• _Stated task_
Can you transcribe every record below exactly as it appears?
····················
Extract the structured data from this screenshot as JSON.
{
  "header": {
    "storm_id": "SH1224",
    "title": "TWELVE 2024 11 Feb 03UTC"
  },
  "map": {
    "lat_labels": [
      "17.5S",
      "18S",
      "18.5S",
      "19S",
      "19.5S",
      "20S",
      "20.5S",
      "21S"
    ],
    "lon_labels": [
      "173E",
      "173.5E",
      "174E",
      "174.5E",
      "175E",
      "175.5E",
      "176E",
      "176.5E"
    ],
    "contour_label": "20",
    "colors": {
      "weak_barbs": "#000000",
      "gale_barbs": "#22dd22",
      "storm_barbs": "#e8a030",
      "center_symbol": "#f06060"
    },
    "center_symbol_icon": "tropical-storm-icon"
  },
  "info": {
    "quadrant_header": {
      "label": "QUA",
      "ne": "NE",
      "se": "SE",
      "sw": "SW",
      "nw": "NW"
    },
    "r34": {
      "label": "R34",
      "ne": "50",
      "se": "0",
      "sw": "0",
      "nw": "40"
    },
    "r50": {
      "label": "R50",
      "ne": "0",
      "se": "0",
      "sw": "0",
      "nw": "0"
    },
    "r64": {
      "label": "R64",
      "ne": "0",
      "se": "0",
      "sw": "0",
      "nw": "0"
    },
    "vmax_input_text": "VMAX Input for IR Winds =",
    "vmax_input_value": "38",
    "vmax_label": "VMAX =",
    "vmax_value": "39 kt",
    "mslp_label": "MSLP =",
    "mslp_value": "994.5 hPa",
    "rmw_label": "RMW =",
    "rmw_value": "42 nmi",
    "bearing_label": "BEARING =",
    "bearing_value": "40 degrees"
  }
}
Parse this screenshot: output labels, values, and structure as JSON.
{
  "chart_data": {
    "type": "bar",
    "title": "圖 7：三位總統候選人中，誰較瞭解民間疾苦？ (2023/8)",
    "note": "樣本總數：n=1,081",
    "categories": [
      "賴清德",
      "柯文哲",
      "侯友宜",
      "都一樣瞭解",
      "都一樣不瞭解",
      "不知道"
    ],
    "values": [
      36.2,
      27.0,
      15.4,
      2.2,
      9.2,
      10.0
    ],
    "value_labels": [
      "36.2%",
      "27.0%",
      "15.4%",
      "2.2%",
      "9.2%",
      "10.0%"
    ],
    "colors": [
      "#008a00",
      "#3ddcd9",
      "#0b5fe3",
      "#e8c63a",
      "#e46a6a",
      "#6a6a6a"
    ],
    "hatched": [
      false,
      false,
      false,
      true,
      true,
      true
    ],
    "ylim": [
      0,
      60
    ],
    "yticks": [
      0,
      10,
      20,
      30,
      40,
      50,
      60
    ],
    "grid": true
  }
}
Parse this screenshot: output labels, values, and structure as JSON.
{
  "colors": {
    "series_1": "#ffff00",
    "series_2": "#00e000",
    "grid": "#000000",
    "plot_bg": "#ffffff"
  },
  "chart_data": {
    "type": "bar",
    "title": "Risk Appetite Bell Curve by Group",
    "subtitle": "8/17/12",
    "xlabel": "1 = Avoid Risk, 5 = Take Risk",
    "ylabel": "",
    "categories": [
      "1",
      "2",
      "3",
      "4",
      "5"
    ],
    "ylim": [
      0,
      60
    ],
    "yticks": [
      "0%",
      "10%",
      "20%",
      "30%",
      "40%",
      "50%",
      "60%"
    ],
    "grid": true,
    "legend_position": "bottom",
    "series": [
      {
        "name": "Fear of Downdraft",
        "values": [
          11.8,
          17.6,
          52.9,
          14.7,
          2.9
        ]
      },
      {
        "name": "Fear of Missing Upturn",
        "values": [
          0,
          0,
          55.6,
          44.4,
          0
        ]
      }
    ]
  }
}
····················
• _Worked answer_
Extract the structured data from this screenshot as JSON.
{
  "header": {
    "storm_id": "SH1224",
    "title": "TWELVE 2024 11 Feb 03UTC"
  },
  "map": {
    "lat_labels": [
      "17.5S",
      "18S",
      "18.5S",
      "19S",
      "19.5S",
      "20S",
      "20.5S",
      "21S"
    ],
    "lon_labels": [
      "173E",
      "173.5E",
      "174E",
      "174.5E",
      "175E",
      "175.5E",
      "176E",
      "176.5E"
    ],
    "contour_label": "20",
    "colors": {
      "weak_barbs": "#000000",
      "gale_barbs": "#22dd22",
      "storm_barbs": "#e8a030",
      "center_symbol": "#f06060"
    },
    "center_symbol_icon": "tropical-storm-icon"
  },
  "info": {
    "quadrant_header": {
      "label": "QUA",
      "ne": "NE",
      "se": "SE",
      "sw": "SW",
      "nw": "NW"
    },
    "r34": {
      "label": "R34",
      "ne": "50",
      "se": "0",
      "sw": "0",
      "nw": "40"
    },
    "r50": {
      "label": "R50",
      "ne": "0",
      "se": "0",
      "sw": "0",
      "nw": "0"
    },
    "r64": {
      "label": "R64",
      "ne": "0",
      "se": "0",
      "sw": "0",
      "nw": "0"
    },
    "vmax_input_text": "VMAX Input for IR Winds =",
    "vmax_input_value": "38",
    "vmax_label": "VMAX =",
    "vmax_value": "39 kt",
    "mslp_label": "MSLP =",
    "mslp_value": "994.5 hPa",
    "rmw_label": "RMW =",
    "rmw_value": "42 nmi",
    "bearing_label": "BEARING =",
    "bearing_value": "40 degrees"
  }
}
Parse this screenshot: output labels, values, and structure as JSON.
{
  "chart_data": {
    "type": "bar",
    "title": "圖 7：三位總統候選人中，誰較瞭解民間疾苦？ (2023/8)",
    "note": "樣本總數：n=1,081",
    "categories": [
      "賴清德",
      "柯文哲",
      "侯友宜",
      "都一樣瞭解",
      "都一樣不瞭解",
      "不知道"
    ],
    "values": [
      36.2,
      27.0,
      15.4,
      2.2,
      9.2,
      10.0
    ],
    "value_labels": [
      "36.2%",
      "27.0%",
      "15.4%",
      "2.2%",
      "9.2%",
      "10.0%"
    ],
    "colors": [
      "#008a00",
      "#3ddcd9",
      "#0b5fe3",
      "#e8c63a",
      "#e46a6a",
      "#6a6a6a"
    ],
    "hatched": [
      false,
      false,
      false,
      true,
      true,
      true
    ],
    "ylim": [
      0,
      60
    ],
    "yticks": [
      0,
      10,
      20,
      30,
      40,
      50,
      60
    ],
    "grid": true
  }
}
Parse this screenshot: output labels, values, and structure as JSON.
{
  "colors": {
    "series_1": "#ffff00",
    "series_2": "#00e000",
    "grid": "#000000",
    "plot_bg": "#ffffff"
  },
  "chart_data": {
    "type": "bar",
    "title": "Risk Appetite Bell Curve by Group",
    "subtitle": "8/17/12",
    "xlabel": "1 = Avoid Risk, 5 = Take Risk",
    "ylabel": "",
    "categories": [
      "1",
      "2",
      "3",
      "4",
      "5"
    ],
    "ylim": [
      0,
      60
    ],
    "yticks": [
      "0%",
      "10%",
      "20%",
      "30%",
      "40%",
      "50%",
      "60%"
    ],
    "grid": true,
    "legend_position": "bottom",
    "series": [
      {
        "name": "Fear of Downdraft",
        "values": [
          11.8,
          17.6,
          52.9,
          14.7,
          2.9
        ]
      },
      {
        "name": "Fear of Missing Upturn",
        "values": [
          0,
          0,
          55.6,
          44.4,
          0
        ]
      }
    ]
  }
}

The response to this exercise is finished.